**Work to do:** Leaving out the pictures, output the lines from the one that contains "Convert this document image to plain text." through the end of the material, exactly as they stand.

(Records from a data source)

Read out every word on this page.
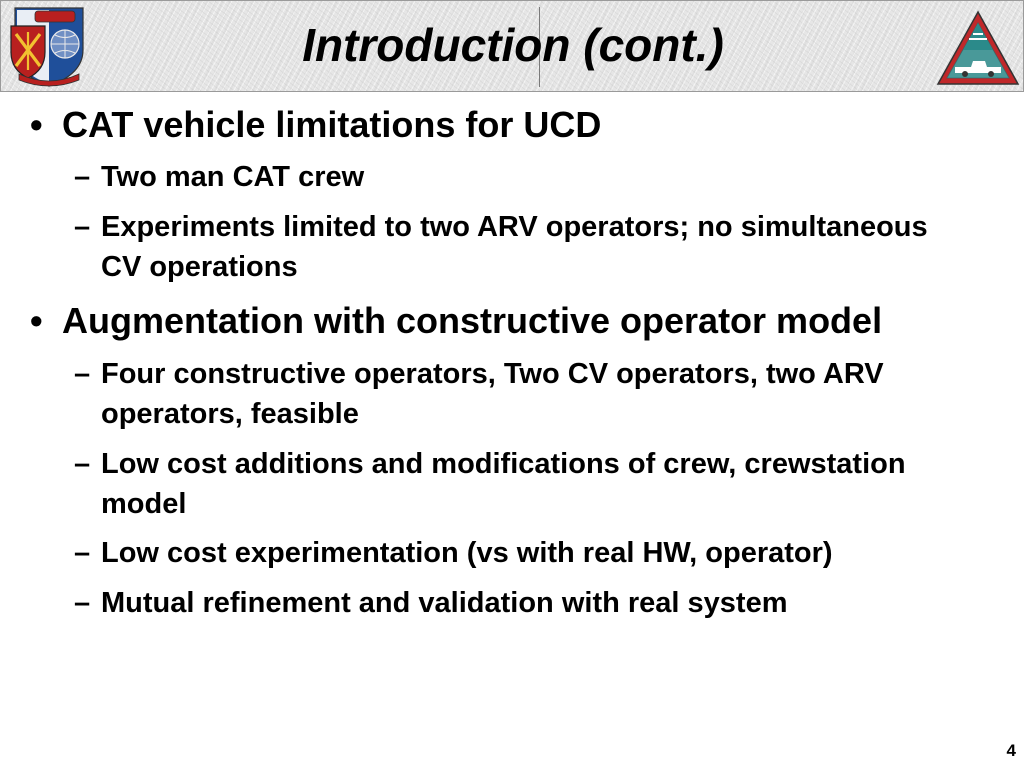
Introduction (cont.)
• CAT vehicle limitations for UCD
– Two man CAT crew
– Experiments limited to two ARV operators; no simultaneous CV operations
• Augmentation with constructive operator model
– Four constructive operators, Two CV operators, two ARV operators, feasible
– Low cost additions and modifications of crew, crewstation model
– Low cost experimentation (vs with real HW, operator)
– Mutual refinement and validation with real system
4
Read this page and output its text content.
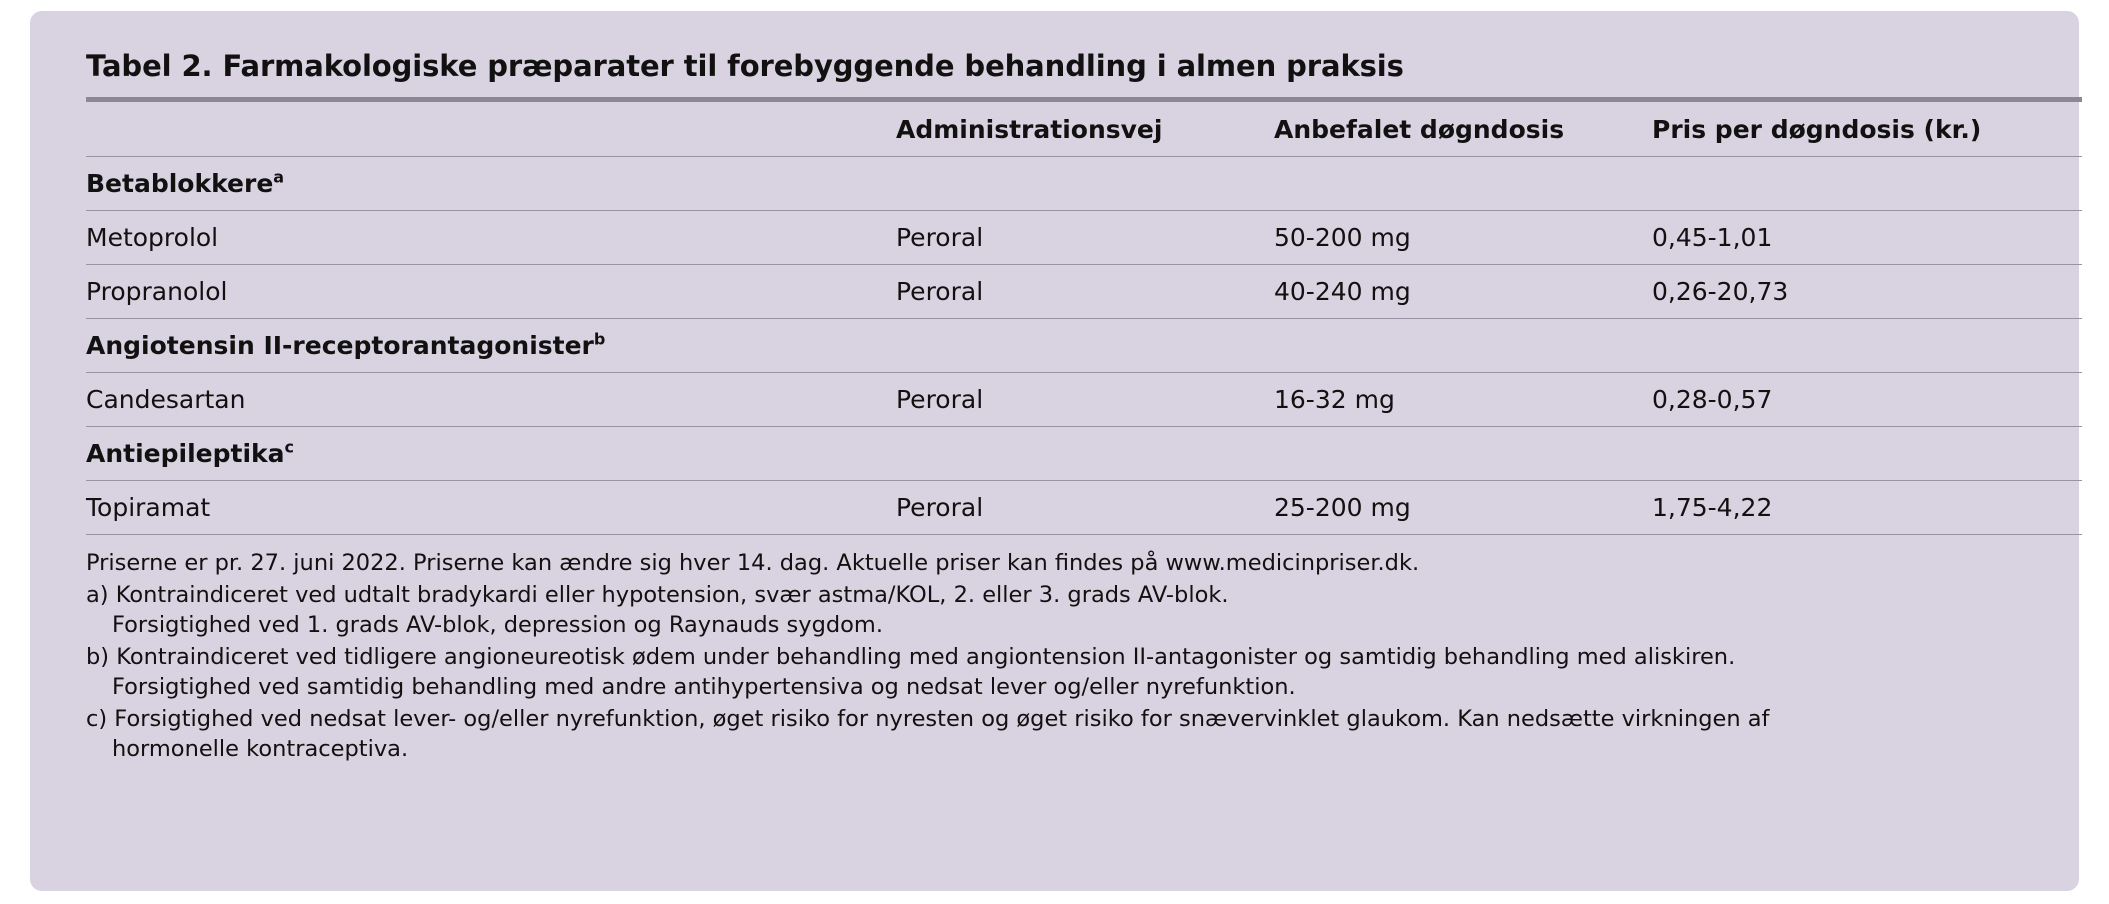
Tabel 2. Farmakologiske præparater til forebyggende behandling i almen praksis
	Administrationsvej	Anbefalet døgndosis	Pris per døgndosis (kr.)
Betablokkere$^a$
Metoprolol	Peroral	50-200 mg	0,45-1,01
Propranolol	Peroral	40-240 mg	0,26-20,73
Angiotensin II-receptorantagonister$^b$
Candesartan	Peroral	16-32 mg	0,28-0,57
Antiepileptika$^c$
Topiramat	Peroral	25-200 mg	1,75-4,22
Priserne er pr. 27. juni 2022. Priserne kan ændre sig hver 14. dag. Aktuelle priser kan findes på www.medicinpriser.dk.
a) Kontraindiceret ved udtalt bradykardi eller hypotension, svær astma/KOL, 2. eller 3. grads AV-blok.
Forsigtighed ved 1. grads AV-blok, depression og Raynauds sygdom.
b) Kontraindiceret ved tidligere angioneureotisk ødem under behandling med angiontension II-antagonister og samtidig behandling med aliskiren.
Forsigtighed ved samtidig behandling med andre antihypertensiva og nedsat lever og/eller nyrefunktion.
c) Forsigtighed ved nedsat lever- og/eller nyrefunktion, øget risiko for nyresten og øget risiko for snævervinklet glaukom. Kan nedsætte virkningen af
hormonelle kontraceptiva.
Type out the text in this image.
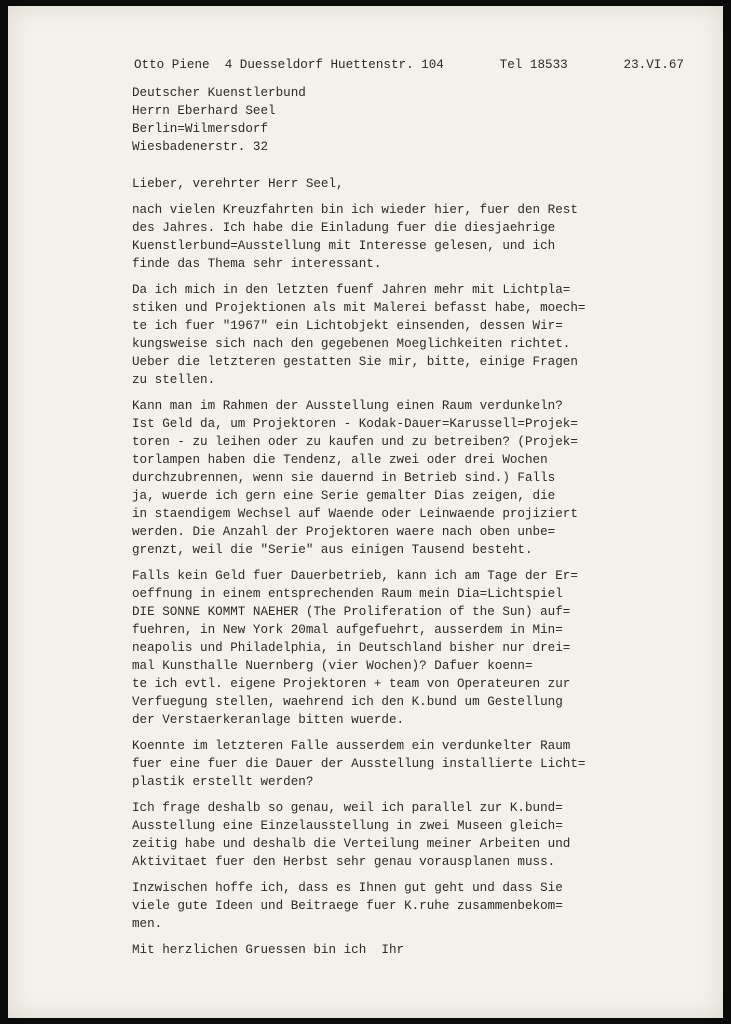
Otto Piene  4 Duesseldorf Huettenstr. 104	Tel 18533	23.VI.67
Deutscher Kuenstlerbund
Herrn Eberhard Seel
Berlin=Wilmersdorf
Wiesbadenerstr. 32
Lieber, verehrter Herr Seel,
nach vielen Kreuzfahrten bin ich wieder hier, fuer den Rest
des Jahres. Ich habe die Einladung fuer die diesjaehrige
Kuenstlerbund=Ausstellung mit Interesse gelesen, und ich
finde das Thema sehr interessant.
Da ich mich in den letzten fuenf Jahren mehr mit Lichtpla=
stiken und Projektionen als mit Malerei befasst habe, moech=
te ich fuer "1967" ein Lichtobjekt einsenden, dessen Wir=
kungsweise sich nach den gegebenen Moeglichkeiten richtet.
Ueber die letzteren gestatten Sie mir, bitte, einige Fragen
zu stellen.
Kann man im Rahmen der Ausstellung einen Raum verdunkeln?
Ist Geld da, um Projektoren - Kodak-Dauer=Karussell=Projek=
toren - zu leihen oder zu kaufen und zu betreiben? (Projek=
torlampen haben die Tendenz, alle zwei oder drei Wochen
durchzubrennen, wenn sie dauernd in Betrieb sind.) Falls
ja, wuerde ich gern eine Serie gemalter Dias zeigen, die
in staendigem Wechsel auf Waende oder Leinwaende projiziert
werden. Die Anzahl der Projektoren waere nach oben unbe=
grenzt, weil die "Serie" aus einigen Tausend besteht.
Falls kein Geld fuer Dauerbetrieb, kann ich am Tage der Er=
oeffnung in einem entsprechenden Raum mein Dia=Lichtspiel
DIE SONNE KOMMT NAEHER (The Proliferation of the Sun) auf=
fuehren, in New York 20mal aufgefuehrt, ausserdem in Min=
neapolis und Philadelphia, in Deutschland bisher nur drei=
mal Kunsthalle Nuernberg (vier Wochen)? Dafuer koenn=
te ich evtl. eigene Projektoren + team von Operateuren zur
Verfuegung stellen, waehrend ich den K.bund um Gestellung
der Verstaerkeranlage bitten wuerde.
Koennte im letzteren Falle ausserdem ein verdunkelter Raum
fuer eine fuer die Dauer der Ausstellung installierte Licht=
plastik erstellt werden?
Ich frage deshalb so genau, weil ich parallel zur K.bund=
Ausstellung eine Einzelausstellung in zwei Museen gleich=
zeitig habe und deshalb die Verteilung meiner Arbeiten und
Aktivitaet fuer den Herbst sehr genau vorausplanen muss.
Inzwischen hoffe ich, dass es Ihnen gut geht und dass Sie
viele gute Ideen und Beitraege fuer K.ruhe zusammenbekom=
men.
Mit herzlichen Gruessen bin ich  Ihr
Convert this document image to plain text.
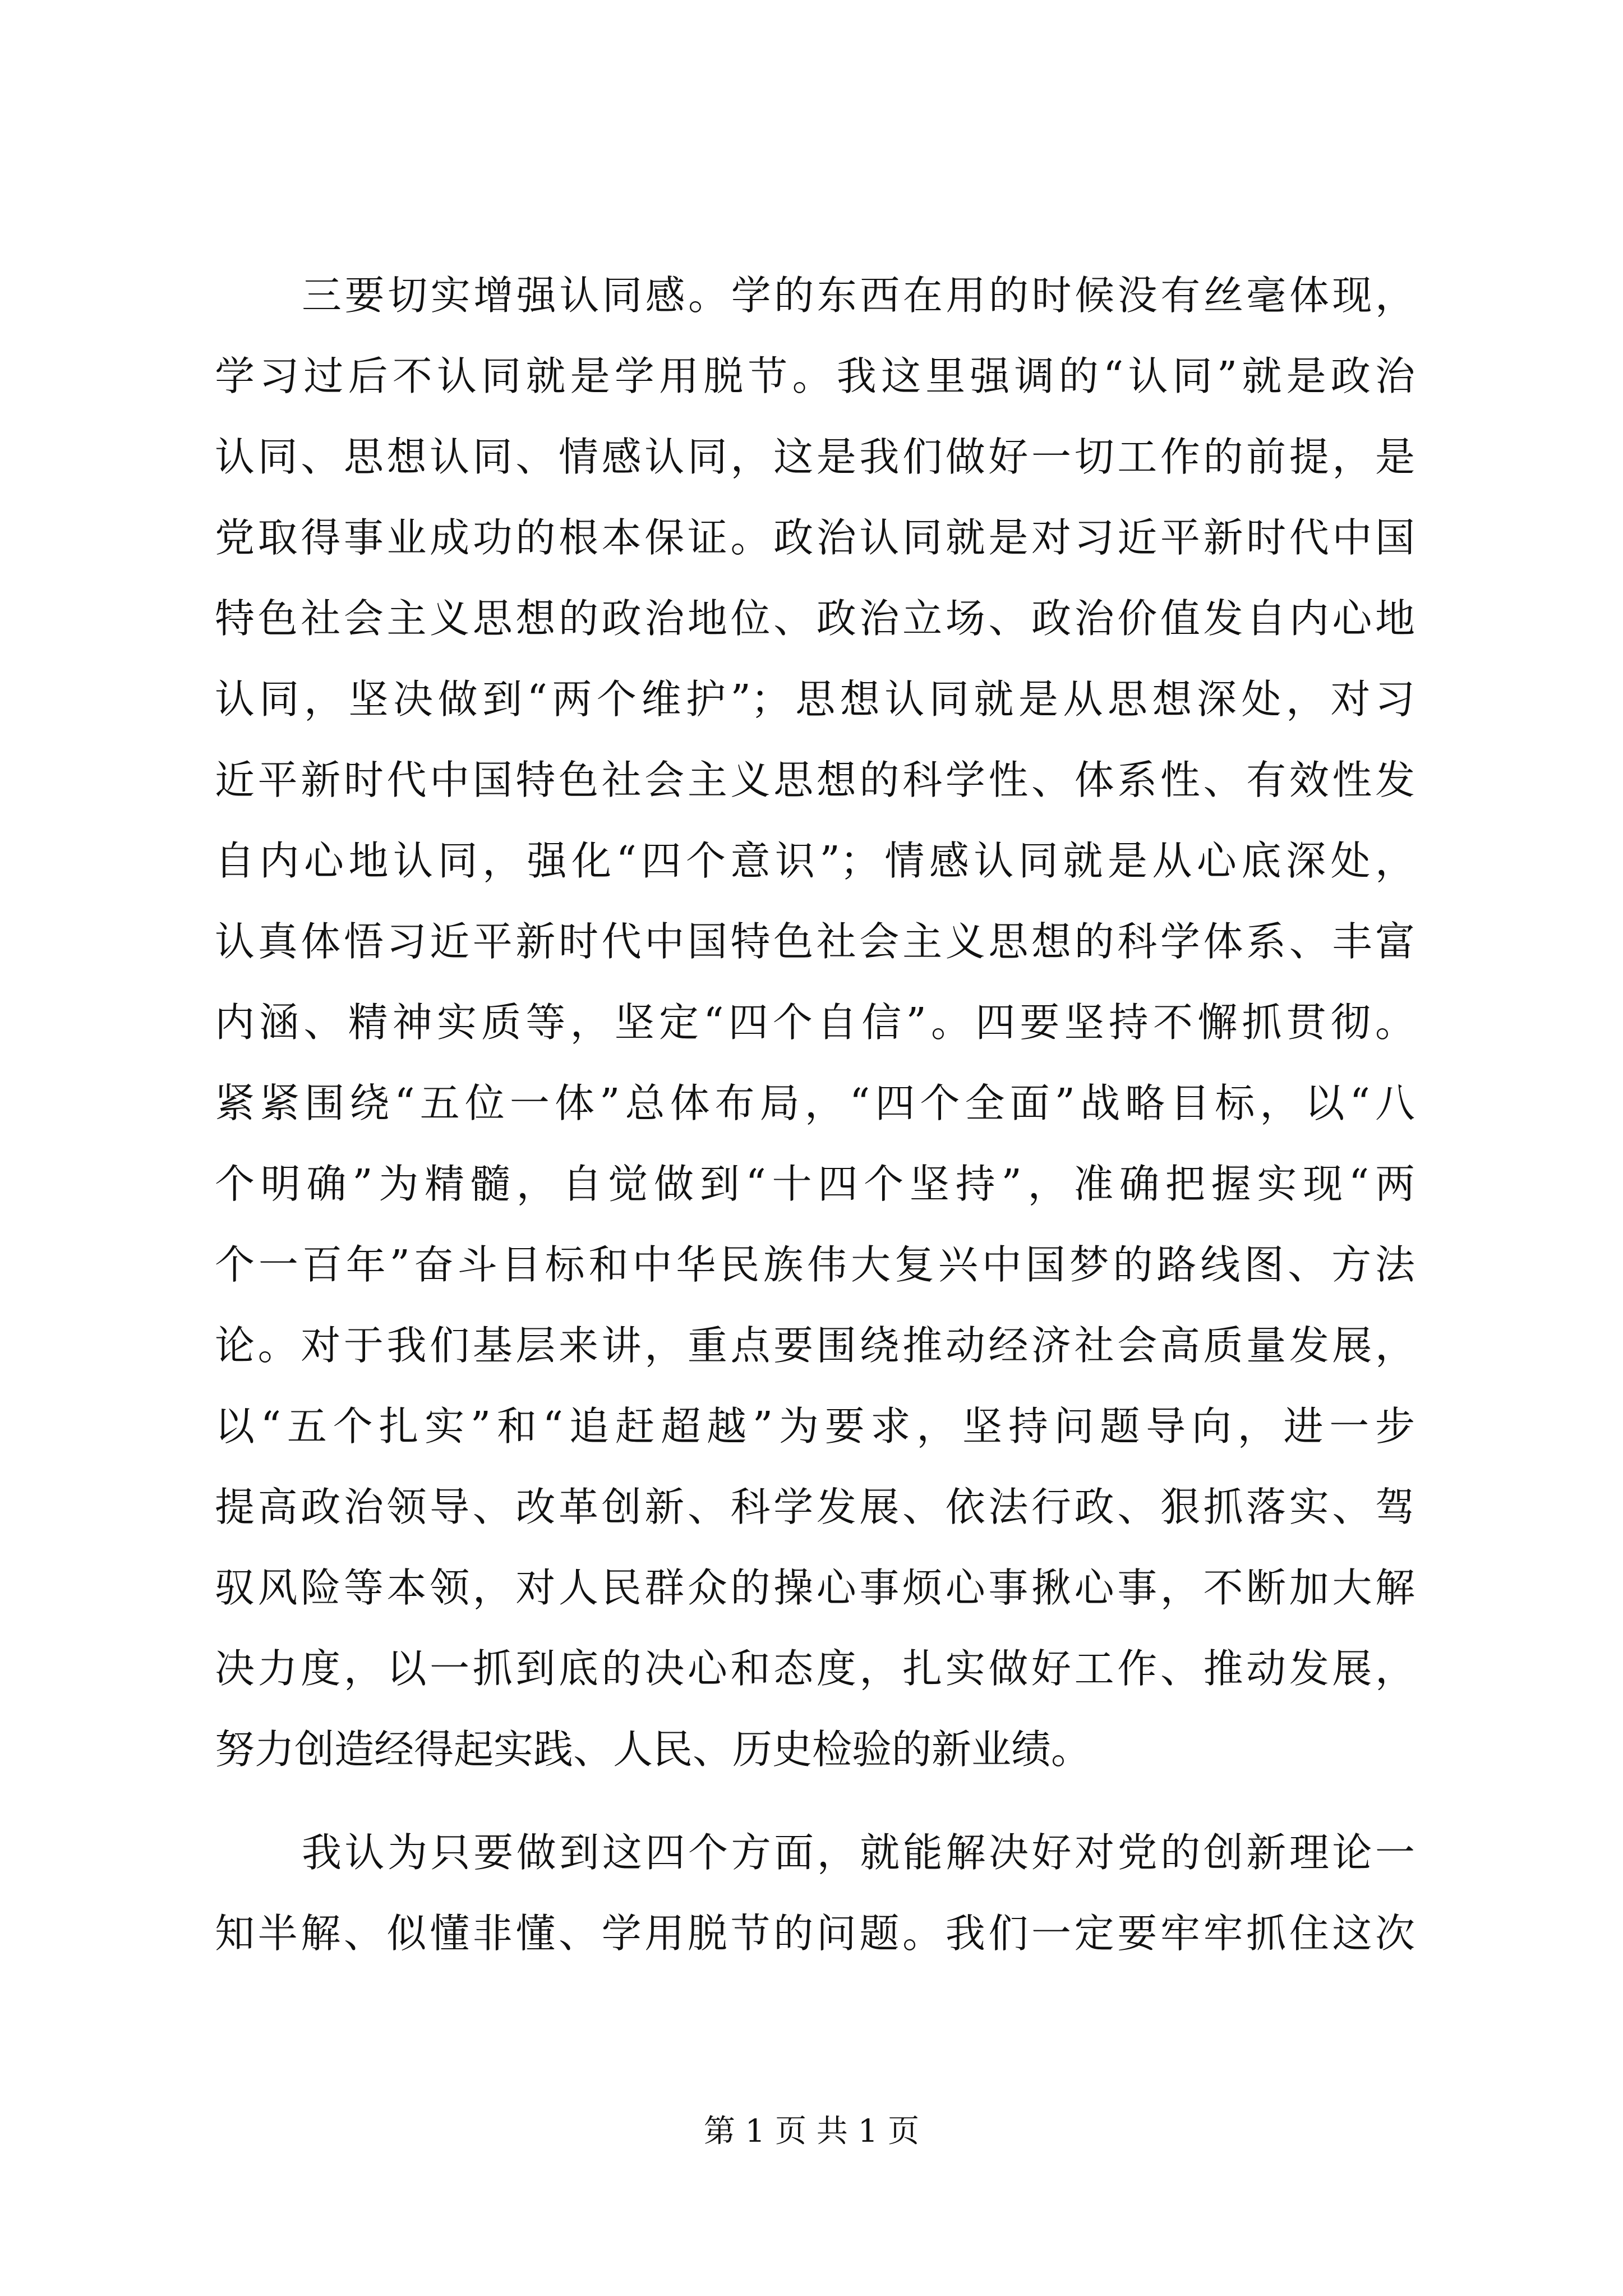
三要切实增强认同感。学的东西在用的时候没有丝毫体现，
学习过后不认同就是学用脱节。我这里强调的“认同”就是政治
认同、思想认同、情感认同，这是我们做好一切工作的前提，是
党取得事业成功的根本保证。政治认同就是对习近平新时代中国
特色社会主义思想的政治地位、政治立场、政治价值发自内心地
认同，坚决做到“两个维护”；思想认同就是从思想深处，对习
近平新时代中国特色社会主义思想的科学性、体系性、有效性发
自内心地认同，强化“四个意识”；情感认同就是从心底深处，
认真体悟习近平新时代中国特色社会主义思想的科学体系、丰富
内涵、精神实质等，坚定“四个自信”。四要坚持不懈抓贯彻。
紧紧围绕“五位一体”总体布局，“四个全面”战略目标，以“八
个明确”为精髓，自觉做到“十四个坚持”，准确把握实现“两
个一百年”奋斗目标和中华民族伟大复兴中国梦的路线图、方法
论。对于我们基层来讲，重点要围绕推动经济社会高质量发展，
以“五个扎实”和“追赶超越”为要求，坚持问题导向，进一步
提高政治领导、改革创新、科学发展、依法行政、狠抓落实、驾
驭风险等本领，对人民群众的操心事烦心事揪心事，不断加大解
决力度，以一抓到底的决心和态度，扎实做好工作、推动发展，
努力创造经得起实践、人民、历史检验的新业绩。
我认为只要做到这四个方面，就能解决好对党的创新理论一
知半解、似懂非懂、学用脱节的问题。我们一定要牢牢抓住这次
第 1 页 共 1 页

**Output below:**
Convert this document image to plain text.
三要切实增强认同感。学的东西在用的时候没有丝毫体现，
学习过后不认同就是学用脱节。我这里强调的“认同”就是政治
认同、思想认同、情感认同，这是我们做好一切工作的前提，是
党取得事业成功的根本保证。政治认同就是对习近平新时代中国
特色社会主义思想的政治地位、政治立场、政治价值发自内心地
认同，坚决做到“两个维护”；思想认同就是从思想深处，对习
近平新时代中国特色社会主义思想的科学性、体系性、有效性发
自内心地认同，强化“四个意识”；情感认同就是从心底深处，
认真体悟习近平新时代中国特色社会主义思想的科学体系、丰富
内涵、精神实质等，坚定“四个自信”。四要坚持不懈抓贯彻。
紧紧围绕“五位一体”总体布局，“四个全面”战略目标，以“八
个明确”为精髓，自觉做到“十四个坚持”，准确把握实现“两
个一百年”奋斗目标和中华民族伟大复兴中国梦的路线图、方法
论。对于我们基层来讲，重点要围绕推动经济社会高质量发展，
以“五个扎实”和“追赶超越”为要求，坚持问题导向，进一步
提高政治领导、改革创新、科学发展、依法行政、狠抓落实、驾
驭风险等本领，对人民群众的操心事烦心事揪心事，不断加大解
决力度，以一抓到底的决心和态度，扎实做好工作、推动发展，
努力创造经得起实践、人民、历史检验的新业绩。
我认为只要做到这四个方面，就能解决好对党的创新理论一
知半解、似懂非懂、学用脱节的问题。我们一定要牢牢抓住这次
第 1 页 共 1 页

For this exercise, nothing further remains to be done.